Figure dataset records
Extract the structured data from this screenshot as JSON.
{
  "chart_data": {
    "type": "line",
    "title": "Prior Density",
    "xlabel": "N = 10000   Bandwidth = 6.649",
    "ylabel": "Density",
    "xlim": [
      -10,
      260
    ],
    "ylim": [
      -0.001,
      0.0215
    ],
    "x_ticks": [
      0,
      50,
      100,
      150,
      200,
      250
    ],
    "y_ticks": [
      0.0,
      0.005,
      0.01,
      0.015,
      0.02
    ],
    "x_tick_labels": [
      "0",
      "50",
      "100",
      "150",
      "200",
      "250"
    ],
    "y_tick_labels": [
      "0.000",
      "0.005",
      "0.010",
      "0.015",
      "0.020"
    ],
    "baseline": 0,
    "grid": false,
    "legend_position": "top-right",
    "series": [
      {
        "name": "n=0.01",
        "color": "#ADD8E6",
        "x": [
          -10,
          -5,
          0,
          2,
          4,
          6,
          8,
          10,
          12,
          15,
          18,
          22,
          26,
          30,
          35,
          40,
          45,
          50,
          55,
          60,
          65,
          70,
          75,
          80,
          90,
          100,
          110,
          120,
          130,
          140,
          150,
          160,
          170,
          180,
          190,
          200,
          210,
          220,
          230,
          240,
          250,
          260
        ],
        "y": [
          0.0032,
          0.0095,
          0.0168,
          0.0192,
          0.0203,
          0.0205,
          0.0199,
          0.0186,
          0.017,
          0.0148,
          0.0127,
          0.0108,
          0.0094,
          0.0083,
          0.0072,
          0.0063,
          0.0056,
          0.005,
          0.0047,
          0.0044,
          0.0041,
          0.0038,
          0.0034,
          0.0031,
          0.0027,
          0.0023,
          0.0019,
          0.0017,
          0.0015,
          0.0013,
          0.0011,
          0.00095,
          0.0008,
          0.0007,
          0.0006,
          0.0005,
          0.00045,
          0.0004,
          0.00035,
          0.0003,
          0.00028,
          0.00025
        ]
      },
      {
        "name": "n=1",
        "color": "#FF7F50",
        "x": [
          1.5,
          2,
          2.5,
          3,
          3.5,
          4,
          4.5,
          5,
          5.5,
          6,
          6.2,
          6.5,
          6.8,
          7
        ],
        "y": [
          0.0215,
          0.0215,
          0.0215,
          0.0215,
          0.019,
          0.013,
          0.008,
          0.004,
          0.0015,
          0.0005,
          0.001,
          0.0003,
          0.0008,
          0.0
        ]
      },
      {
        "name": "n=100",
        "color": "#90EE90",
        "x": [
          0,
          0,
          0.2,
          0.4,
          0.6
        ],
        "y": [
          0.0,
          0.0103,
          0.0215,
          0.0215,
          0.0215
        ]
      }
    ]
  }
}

### WHAT THIS TASK INVOLVES
What is the number of lines in the data above that include the word "Density"? Answer with that number only.

### EXERCISE ANSWER
2